▸ **Data entries**
.....
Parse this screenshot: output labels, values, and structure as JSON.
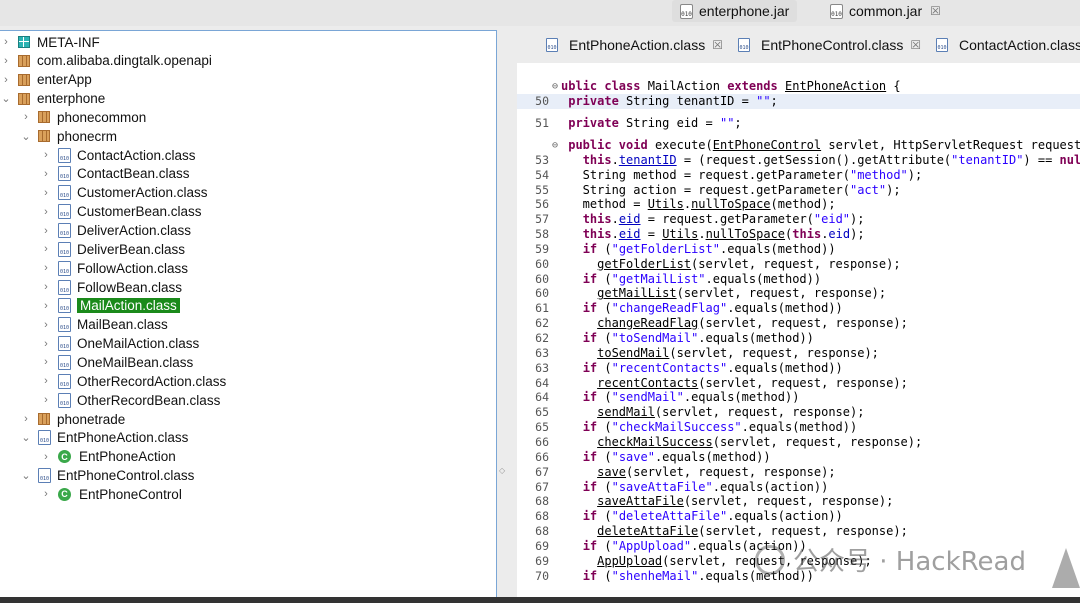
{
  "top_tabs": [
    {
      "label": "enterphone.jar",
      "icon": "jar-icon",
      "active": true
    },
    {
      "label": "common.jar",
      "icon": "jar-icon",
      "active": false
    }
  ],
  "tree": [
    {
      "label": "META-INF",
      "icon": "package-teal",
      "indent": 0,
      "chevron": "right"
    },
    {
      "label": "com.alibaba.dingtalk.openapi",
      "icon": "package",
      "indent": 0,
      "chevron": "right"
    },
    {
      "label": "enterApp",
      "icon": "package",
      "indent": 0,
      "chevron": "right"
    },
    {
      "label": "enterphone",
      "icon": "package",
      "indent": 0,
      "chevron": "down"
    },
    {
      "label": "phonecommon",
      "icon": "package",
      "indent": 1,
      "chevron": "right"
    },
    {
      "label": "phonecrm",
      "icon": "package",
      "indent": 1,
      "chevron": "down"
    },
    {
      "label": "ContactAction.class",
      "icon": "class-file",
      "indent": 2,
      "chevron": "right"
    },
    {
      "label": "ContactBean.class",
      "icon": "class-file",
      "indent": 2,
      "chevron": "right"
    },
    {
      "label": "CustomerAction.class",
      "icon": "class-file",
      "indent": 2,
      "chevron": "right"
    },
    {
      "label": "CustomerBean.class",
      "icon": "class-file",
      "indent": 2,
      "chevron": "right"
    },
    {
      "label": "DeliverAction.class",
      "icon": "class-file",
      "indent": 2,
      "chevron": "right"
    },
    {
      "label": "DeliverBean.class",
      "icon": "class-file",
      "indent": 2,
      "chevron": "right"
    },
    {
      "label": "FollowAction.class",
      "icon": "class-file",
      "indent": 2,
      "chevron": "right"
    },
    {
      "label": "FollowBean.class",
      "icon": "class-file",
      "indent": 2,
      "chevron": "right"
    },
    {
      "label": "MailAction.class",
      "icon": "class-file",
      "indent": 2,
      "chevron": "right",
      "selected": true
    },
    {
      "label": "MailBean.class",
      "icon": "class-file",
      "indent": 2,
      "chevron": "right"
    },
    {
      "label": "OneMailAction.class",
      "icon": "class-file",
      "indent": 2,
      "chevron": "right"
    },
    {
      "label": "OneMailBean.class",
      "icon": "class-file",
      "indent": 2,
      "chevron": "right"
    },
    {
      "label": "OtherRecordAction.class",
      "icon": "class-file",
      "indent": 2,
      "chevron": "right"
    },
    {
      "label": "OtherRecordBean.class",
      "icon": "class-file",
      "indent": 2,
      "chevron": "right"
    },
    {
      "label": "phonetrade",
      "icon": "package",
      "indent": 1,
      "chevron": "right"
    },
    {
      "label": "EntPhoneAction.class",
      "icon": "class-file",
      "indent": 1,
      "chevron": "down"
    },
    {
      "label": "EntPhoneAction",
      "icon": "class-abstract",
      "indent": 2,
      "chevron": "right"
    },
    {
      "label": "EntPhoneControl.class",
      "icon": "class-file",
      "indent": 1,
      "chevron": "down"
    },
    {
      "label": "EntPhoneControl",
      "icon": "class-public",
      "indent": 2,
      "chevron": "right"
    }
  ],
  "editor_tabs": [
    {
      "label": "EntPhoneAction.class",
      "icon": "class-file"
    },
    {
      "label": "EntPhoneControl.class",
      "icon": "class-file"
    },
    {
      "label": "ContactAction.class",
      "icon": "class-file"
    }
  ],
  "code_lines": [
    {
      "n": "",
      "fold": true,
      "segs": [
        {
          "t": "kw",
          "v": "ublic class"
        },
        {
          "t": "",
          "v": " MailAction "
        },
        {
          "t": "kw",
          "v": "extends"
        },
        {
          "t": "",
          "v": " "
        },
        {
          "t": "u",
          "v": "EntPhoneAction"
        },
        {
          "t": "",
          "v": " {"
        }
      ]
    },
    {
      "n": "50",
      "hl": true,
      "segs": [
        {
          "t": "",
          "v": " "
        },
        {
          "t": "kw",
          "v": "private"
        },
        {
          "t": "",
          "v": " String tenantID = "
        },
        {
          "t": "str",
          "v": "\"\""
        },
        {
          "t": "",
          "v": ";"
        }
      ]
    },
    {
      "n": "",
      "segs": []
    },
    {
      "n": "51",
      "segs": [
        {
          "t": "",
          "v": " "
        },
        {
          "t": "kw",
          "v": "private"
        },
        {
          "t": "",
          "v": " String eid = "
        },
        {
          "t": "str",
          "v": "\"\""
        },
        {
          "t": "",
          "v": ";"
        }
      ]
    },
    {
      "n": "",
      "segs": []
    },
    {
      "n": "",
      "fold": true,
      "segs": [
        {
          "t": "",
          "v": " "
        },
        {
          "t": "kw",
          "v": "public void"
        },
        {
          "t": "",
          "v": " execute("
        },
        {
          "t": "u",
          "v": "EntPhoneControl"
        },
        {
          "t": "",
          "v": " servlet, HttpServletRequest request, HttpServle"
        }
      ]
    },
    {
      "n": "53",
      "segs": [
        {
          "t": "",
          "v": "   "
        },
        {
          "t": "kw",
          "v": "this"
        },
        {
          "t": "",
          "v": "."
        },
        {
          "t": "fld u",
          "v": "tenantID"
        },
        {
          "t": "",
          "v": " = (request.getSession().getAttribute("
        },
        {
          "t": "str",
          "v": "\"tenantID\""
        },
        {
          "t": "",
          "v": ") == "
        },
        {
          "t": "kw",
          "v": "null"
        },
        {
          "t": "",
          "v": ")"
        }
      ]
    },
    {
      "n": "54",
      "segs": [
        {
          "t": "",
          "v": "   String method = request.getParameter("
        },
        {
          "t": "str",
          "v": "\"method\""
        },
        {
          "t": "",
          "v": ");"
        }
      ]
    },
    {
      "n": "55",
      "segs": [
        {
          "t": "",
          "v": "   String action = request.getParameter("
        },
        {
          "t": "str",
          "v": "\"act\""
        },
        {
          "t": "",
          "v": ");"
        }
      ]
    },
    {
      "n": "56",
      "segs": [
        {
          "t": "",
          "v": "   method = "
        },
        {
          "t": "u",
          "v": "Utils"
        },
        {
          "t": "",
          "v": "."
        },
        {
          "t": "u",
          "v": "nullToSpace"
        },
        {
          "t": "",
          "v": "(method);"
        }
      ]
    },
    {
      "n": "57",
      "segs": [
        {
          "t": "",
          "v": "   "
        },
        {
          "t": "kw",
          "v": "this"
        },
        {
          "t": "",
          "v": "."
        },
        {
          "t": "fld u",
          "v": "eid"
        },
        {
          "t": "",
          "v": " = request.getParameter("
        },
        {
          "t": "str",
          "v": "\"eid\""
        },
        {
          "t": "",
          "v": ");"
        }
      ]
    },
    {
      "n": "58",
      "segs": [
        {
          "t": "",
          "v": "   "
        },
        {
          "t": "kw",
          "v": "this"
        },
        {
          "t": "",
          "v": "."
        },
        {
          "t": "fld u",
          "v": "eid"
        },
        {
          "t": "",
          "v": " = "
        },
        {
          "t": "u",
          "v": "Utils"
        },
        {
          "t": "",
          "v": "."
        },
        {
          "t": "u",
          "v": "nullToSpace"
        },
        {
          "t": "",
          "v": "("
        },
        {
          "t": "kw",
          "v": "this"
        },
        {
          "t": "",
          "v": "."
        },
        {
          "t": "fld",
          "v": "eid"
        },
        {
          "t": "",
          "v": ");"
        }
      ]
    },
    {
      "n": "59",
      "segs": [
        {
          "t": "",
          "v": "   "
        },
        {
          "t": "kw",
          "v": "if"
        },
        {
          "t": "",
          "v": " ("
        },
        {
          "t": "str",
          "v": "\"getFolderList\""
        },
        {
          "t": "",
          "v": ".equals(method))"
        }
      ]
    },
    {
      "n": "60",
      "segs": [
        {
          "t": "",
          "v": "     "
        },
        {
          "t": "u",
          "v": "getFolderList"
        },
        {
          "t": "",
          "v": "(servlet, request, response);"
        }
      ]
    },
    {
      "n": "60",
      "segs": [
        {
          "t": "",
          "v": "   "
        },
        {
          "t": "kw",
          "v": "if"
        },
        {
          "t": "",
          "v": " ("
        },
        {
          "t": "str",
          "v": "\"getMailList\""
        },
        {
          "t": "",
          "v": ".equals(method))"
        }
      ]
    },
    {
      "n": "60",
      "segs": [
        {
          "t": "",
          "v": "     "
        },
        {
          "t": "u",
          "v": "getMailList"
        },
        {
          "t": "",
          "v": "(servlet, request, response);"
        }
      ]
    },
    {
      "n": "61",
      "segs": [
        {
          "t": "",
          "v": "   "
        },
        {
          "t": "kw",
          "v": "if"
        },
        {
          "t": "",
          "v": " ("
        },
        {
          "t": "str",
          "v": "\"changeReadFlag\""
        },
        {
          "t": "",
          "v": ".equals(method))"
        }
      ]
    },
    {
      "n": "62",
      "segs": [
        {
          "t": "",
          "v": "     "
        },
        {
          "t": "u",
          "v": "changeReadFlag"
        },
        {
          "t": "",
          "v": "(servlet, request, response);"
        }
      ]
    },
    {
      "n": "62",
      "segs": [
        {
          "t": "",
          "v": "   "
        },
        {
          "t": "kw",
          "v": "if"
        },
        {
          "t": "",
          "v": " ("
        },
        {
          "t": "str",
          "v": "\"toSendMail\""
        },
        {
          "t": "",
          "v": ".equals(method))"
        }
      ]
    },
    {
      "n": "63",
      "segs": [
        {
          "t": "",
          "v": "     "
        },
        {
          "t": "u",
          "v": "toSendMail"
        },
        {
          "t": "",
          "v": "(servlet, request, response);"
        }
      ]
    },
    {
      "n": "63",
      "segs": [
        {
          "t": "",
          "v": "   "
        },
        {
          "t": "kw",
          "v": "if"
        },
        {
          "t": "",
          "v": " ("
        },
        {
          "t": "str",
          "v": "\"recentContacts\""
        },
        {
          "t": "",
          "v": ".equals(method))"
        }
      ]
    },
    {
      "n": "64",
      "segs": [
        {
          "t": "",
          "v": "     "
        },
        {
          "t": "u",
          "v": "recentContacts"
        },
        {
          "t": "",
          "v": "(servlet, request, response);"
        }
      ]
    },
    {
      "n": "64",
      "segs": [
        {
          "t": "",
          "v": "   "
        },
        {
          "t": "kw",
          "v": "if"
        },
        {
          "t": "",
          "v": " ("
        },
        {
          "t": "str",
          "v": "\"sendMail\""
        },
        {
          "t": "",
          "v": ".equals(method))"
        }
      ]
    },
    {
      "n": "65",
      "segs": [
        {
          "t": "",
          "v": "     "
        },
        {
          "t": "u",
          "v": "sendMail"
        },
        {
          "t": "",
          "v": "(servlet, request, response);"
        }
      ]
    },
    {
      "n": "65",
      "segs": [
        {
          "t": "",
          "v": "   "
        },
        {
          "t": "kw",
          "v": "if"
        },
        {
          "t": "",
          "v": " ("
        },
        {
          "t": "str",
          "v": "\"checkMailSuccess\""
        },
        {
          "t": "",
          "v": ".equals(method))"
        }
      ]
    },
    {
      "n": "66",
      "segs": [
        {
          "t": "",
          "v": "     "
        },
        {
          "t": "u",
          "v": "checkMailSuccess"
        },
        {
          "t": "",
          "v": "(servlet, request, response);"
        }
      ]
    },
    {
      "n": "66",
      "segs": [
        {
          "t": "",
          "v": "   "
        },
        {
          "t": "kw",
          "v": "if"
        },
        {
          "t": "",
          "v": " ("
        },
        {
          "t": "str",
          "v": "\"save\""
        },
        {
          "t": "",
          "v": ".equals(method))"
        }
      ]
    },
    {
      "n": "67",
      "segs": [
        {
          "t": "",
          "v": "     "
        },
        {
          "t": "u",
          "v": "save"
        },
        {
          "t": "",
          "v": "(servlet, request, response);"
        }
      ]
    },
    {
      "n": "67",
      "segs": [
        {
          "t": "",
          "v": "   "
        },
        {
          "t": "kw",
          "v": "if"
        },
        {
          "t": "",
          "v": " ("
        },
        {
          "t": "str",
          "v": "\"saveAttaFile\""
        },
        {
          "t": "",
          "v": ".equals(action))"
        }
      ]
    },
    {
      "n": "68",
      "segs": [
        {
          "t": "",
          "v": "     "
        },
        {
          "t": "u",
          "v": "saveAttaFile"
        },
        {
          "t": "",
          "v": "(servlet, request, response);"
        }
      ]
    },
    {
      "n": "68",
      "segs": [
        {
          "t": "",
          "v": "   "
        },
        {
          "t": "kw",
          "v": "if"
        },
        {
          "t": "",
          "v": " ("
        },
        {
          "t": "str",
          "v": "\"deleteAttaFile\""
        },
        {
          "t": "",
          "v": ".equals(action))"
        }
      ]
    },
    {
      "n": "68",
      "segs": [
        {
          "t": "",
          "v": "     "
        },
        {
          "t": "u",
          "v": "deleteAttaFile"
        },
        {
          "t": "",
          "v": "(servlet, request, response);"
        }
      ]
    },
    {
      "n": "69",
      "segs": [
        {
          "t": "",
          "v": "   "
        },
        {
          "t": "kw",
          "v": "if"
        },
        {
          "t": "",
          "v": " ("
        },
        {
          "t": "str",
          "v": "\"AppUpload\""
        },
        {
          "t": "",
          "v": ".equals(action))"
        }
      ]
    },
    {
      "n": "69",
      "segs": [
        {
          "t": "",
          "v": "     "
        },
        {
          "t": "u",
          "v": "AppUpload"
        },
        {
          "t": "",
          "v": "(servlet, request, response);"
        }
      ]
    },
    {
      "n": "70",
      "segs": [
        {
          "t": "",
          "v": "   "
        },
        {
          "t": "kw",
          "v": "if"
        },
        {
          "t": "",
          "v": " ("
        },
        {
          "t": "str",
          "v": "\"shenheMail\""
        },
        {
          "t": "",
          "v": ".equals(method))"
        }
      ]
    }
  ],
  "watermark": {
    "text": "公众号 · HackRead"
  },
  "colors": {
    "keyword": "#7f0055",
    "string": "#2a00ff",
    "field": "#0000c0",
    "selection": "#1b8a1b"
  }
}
.....
Extract all lines from the material above that include the word "checkMailSuccess".

▸ **Response to this exercise**
          "v": "\"checkMailSuccess\""
          "v": "checkMailSuccess"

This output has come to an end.